§ WHAT THE EXERCISE ASKS: Make an exact copy of the lines below.

§ RECORDED INFORMATION:

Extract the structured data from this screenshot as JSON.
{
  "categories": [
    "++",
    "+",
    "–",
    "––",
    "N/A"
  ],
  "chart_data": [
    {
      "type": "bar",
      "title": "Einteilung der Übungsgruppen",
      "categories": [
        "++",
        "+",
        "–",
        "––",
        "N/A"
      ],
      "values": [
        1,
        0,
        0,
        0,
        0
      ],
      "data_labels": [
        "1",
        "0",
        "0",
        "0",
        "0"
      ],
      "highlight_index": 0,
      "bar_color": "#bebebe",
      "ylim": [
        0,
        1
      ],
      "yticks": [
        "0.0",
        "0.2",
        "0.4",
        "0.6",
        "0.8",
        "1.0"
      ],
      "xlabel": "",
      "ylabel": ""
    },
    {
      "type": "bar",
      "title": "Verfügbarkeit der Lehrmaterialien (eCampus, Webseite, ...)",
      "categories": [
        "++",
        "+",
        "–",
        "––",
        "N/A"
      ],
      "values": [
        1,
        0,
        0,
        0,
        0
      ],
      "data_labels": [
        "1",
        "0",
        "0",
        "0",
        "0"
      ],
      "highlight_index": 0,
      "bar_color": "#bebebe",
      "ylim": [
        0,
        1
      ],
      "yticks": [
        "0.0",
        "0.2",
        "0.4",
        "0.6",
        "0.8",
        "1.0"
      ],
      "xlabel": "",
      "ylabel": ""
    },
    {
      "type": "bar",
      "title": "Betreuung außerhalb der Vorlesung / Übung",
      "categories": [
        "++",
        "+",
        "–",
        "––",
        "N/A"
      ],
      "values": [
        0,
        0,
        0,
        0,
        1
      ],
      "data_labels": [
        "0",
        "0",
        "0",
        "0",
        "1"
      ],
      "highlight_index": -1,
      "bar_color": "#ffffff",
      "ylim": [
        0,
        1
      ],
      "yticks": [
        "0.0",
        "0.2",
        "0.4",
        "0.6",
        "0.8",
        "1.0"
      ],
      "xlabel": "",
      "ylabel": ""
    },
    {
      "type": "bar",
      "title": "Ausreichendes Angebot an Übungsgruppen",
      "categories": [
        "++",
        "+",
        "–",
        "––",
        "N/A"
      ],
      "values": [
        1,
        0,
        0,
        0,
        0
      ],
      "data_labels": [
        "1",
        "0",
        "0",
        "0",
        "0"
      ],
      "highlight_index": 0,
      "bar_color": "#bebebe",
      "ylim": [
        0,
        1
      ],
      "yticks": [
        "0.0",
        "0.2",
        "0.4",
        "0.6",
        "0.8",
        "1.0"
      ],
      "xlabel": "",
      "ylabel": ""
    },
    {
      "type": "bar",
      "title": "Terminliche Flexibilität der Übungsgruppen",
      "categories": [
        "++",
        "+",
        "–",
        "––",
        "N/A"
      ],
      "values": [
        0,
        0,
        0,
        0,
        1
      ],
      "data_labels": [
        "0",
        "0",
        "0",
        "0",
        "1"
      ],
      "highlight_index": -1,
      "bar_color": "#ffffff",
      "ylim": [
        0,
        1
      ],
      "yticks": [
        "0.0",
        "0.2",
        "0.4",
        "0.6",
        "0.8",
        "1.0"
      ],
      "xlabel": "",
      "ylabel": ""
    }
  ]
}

§ SOLUTION TO THIS PROBLEM:
Extract the structured data from this screenshot as JSON.
{
  "categories": [
    "++",
    "+",
    "–",
    "––",
    "N/A"
  ],
  "chart_data": [
    {
      "type": "bar",
      "title": "Einteilung der Übungsgruppen",
      "categories": [
        "++",
        "+",
        "–",
        "––",
        "N/A"
      ],
      "values": [
        1,
        0,
        0,
        0,
        0
      ],
      "data_labels": [
        "1",
        "0",
        "0",
        "0",
        "0"
      ],
      "highlight_index": 0,
      "bar_color": "#bebebe",
      "ylim": [
        0,
        1
      ],
      "yticks": [
        "0.0",
        "0.2",
        "0.4",
        "0.6",
        "0.8",
        "1.0"
      ],
      "xlabel": "",
      "ylabel": ""
    },
    {
      "type": "bar",
      "title": "Verfügbarkeit der Lehrmaterialien (eCampus, Webseite, ...)",
      "categories": [
        "++",
        "+",
        "–",
        "––",
        "N/A"
      ],
      "values": [
        1,
        0,
        0,
        0,
        0
      ],
      "data_labels": [
        "1",
        "0",
        "0",
        "0",
        "0"
      ],
      "highlight_index": 0,
      "bar_color": "#bebebe",
      "ylim": [
        0,
        1
      ],
      "yticks": [
        "0.0",
        "0.2",
        "0.4",
        "0.6",
        "0.8",
        "1.0"
      ],
      "xlabel": "",
      "ylabel": ""
    },
    {
      "type": "bar",
      "title": "Betreuung außerhalb der Vorlesung / Übung",
      "categories": [
        "++",
        "+",
        "–",
        "––",
        "N/A"
      ],
      "values": [
        0,
        0,
        0,
        0,
        1
      ],
      "data_labels": [
        "0",
        "0",
        "0",
        "0",
        "1"
      ],
      "highlight_index": -1,
      "bar_color": "#ffffff",
      "ylim": [
        0,
        1
      ],
      "yticks": [
        "0.0",
        "0.2",
        "0.4",
        "0.6",
        "0.8",
        "1.0"
      ],
      "xlabel": "",
      "ylabel": ""
    },
    {
      "type": "bar",
      "title": "Ausreichendes Angebot an Übungsgruppen",
      "categories": [
        "++",
        "+",
        "–",
        "––",
        "N/A"
      ],
      "values": [
        1,
        0,
        0,
        0,
        0
      ],
      "data_labels": [
        "1",
        "0",
        "0",
        "0",
        "0"
      ],
      "highlight_index": 0,
      "bar_color": "#bebebe",
      "ylim": [
        0,
        1
      ],
      "yticks": [
        "0.0",
        "0.2",
        "0.4",
        "0.6",
        "0.8",
        "1.0"
      ],
      "xlabel": "",
      "ylabel": ""
    },
    {
      "type": "bar",
      "title": "Terminliche Flexibilität der Übungsgruppen",
      "categories": [
        "++",
        "+",
        "–",
        "––",
        "N/A"
      ],
      "values": [
        0,
        0,
        0,
        0,
        1
      ],
      "data_labels": [
        "0",
        "0",
        "0",
        "0",
        "1"
      ],
      "highlight_index": -1,
      "bar_color": "#ffffff",
      "ylim": [
        0,
        1
      ],
      "yticks": [
        "0.0",
        "0.2",
        "0.4",
        "0.6",
        "0.8",
        "1.0"
      ],
      "xlabel": "",
      "ylabel": ""
    }
  ]
}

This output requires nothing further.